%%

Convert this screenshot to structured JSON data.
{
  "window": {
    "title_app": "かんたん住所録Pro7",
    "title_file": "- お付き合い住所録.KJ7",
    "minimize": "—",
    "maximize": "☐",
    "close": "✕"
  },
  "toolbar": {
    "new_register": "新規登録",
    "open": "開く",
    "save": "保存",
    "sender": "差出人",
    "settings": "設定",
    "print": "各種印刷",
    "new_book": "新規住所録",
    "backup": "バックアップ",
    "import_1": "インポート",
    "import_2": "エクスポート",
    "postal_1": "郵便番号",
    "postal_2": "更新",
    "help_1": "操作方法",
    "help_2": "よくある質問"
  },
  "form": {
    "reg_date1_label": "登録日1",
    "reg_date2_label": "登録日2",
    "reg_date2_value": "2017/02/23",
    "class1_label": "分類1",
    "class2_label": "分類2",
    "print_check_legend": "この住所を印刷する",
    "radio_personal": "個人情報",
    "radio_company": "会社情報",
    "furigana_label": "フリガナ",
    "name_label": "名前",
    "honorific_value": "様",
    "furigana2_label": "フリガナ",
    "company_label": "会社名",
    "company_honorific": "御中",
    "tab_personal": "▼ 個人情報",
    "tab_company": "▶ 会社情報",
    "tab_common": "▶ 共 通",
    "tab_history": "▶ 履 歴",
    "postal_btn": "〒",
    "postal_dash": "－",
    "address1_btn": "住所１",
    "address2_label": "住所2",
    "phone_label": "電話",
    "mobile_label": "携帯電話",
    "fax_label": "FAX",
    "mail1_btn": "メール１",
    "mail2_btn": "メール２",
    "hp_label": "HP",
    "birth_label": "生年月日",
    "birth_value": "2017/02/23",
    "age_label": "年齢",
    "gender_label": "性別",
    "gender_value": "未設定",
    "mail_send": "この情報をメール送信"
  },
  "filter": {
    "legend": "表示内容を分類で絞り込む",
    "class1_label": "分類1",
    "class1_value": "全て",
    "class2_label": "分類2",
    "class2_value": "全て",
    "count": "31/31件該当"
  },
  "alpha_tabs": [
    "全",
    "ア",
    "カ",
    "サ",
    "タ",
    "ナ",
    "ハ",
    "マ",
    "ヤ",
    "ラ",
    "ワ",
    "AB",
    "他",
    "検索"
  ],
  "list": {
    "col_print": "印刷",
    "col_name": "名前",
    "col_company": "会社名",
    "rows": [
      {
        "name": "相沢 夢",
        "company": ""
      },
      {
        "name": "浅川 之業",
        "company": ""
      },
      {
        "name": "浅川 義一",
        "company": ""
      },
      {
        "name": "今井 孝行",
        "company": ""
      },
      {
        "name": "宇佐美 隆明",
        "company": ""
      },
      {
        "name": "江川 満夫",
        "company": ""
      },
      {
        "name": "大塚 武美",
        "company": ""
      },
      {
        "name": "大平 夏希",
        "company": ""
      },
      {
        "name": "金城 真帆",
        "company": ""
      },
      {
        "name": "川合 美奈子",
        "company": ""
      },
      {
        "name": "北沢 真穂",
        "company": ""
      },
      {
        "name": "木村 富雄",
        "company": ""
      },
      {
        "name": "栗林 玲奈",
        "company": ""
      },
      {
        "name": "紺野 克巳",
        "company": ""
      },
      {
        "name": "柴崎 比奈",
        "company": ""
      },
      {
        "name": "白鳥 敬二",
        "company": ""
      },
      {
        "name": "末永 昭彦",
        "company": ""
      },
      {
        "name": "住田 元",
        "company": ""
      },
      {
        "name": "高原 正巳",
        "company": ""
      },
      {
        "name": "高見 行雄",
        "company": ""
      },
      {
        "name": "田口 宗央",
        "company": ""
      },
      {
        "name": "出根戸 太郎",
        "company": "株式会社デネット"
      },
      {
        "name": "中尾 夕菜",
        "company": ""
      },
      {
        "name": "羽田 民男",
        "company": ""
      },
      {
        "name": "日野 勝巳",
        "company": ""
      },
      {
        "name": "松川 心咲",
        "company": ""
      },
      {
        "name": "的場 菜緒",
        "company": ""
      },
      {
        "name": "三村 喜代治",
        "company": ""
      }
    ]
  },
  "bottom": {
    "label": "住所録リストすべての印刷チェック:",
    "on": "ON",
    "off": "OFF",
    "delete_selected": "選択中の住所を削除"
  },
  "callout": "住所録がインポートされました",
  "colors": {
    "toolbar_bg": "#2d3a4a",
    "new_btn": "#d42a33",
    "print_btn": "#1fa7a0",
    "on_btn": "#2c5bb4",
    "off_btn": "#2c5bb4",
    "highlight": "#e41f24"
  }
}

%%

**Task to carry out**: Copy each line of the data exactly, leaving nothing out.

**Full output**:
Convert this screenshot to structured JSON data.
{
  "window": {
    "title_app": "かんたん住所録Pro7",
    "title_file": "- お付き合い住所録.KJ7",
    "minimize": "—",
    "maximize": "☐",
    "close": "✕"
  },
  "toolbar": {
    "new_register": "新規登録",
    "open": "開く",
    "save": "保存",
    "sender": "差出人",
    "settings": "設定",
    "print": "各種印刷",
    "new_book": "新規住所録",
    "backup": "バックアップ",
    "import_1": "インポート",
    "import_2": "エクスポート",
    "postal_1": "郵便番号",
    "postal_2": "更新",
    "help_1": "操作方法",
    "help_2": "よくある質問"
  },
  "form": {
    "reg_date1_label": "登録日1",
    "reg_date2_label": "登録日2",
    "reg_date2_value": "2017/02/23",
    "class1_label": "分類1",
    "class2_label": "分類2",
    "print_check_legend": "この住所を印刷する",
    "radio_personal": "個人情報",
    "radio_company": "会社情報",
    "furigana_label": "フリガナ",
    "name_label": "名前",
    "honorific_value": "様",
    "furigana2_label": "フリガナ",
    "company_label": "会社名",
    "company_honorific": "御中",
    "tab_personal": "▼ 個人情報",
    "tab_company": "▶ 会社情報",
    "tab_common": "▶ 共 通",
    "tab_history": "▶ 履 歴",
    "postal_btn": "〒",
    "postal_dash": "－",
    "address1_btn": "住所１",
    "address2_label": "住所2",
    "phone_label": "電話",
    "mobile_label": "携帯電話",
    "fax_label": "FAX",
    "mail1_btn": "メール１",
    "mail2_btn": "メール２",
    "hp_label": "HP",
    "birth_label": "生年月日",
    "birth_value": "2017/02/23",
    "age_label": "年齢",
    "gender_label": "性別",
    "gender_value": "未設定",
    "mail_send": "この情報をメール送信"
  },
  "filter": {
    "legend": "表示内容を分類で絞り込む",
    "class1_label": "分類1",
    "class1_value": "全て",
    "class2_label": "分類2",
    "class2_value": "全て",
    "count": "31/31件該当"
  },
  "alpha_tabs": [
    "全",
    "ア",
    "カ",
    "サ",
    "タ",
    "ナ",
    "ハ",
    "マ",
    "ヤ",
    "ラ",
    "ワ",
    "AB",
    "他",
    "検索"
  ],
  "list": {
    "col_print": "印刷",
    "col_name": "名前",
    "col_company": "会社名",
    "rows": [
      {
        "name": "相沢 夢",
        "company": ""
      },
      {
        "name": "浅川 之業",
        "company": ""
      },
      {
        "name": "浅川 義一",
        "company": ""
      },
      {
        "name": "今井 孝行",
        "company": ""
      },
      {
        "name": "宇佐美 隆明",
        "company": ""
      },
      {
        "name": "江川 満夫",
        "company": ""
      },
      {
        "name": "大塚 武美",
        "company": ""
      },
      {
        "name": "大平 夏希",
        "company": ""
      },
      {
        "name": "金城 真帆",
        "company": ""
      },
      {
        "name": "川合 美奈子",
        "company": ""
      },
      {
        "name": "北沢 真穂",
        "company": ""
      },
      {
        "name": "木村 富雄",
        "company": ""
      },
      {
        "name": "栗林 玲奈",
        "company": ""
      },
      {
        "name": "紺野 克巳",
        "company": ""
      },
      {
        "name": "柴崎 比奈",
        "company": ""
      },
      {
        "name": "白鳥 敬二",
        "company": ""
      },
      {
        "name": "末永 昭彦",
        "company": ""
      },
      {
        "name": "住田 元",
        "company": ""
      },
      {
        "name": "高原 正巳",
        "company": ""
      },
      {
        "name": "高見 行雄",
        "company": ""
      },
      {
        "name": "田口 宗央",
        "company": ""
      },
      {
        "name": "出根戸 太郎",
        "company": "株式会社デネット"
      },
      {
        "name": "中尾 夕菜",
        "company": ""
      },
      {
        "name": "羽田 民男",
        "company": ""
      },
      {
        "name": "日野 勝巳",
        "company": ""
      },
      {
        "name": "松川 心咲",
        "company": ""
      },
      {
        "name": "的場 菜緒",
        "company": ""
      },
      {
        "name": "三村 喜代治",
        "company": ""
      }
    ]
  },
  "bottom": {
    "label": "住所録リストすべての印刷チェック:",
    "on": "ON",
    "off": "OFF",
    "delete_selected": "選択中の住所を削除"
  },
  "callout": "住所録がインポートされました",
  "colors": {
    "toolbar_bg": "#2d3a4a",
    "new_btn": "#d42a33",
    "print_btn": "#1fa7a0",
    "on_btn": "#2c5bb4",
    "off_btn": "#2c5bb4",
    "highlight": "#e41f24"
  }
}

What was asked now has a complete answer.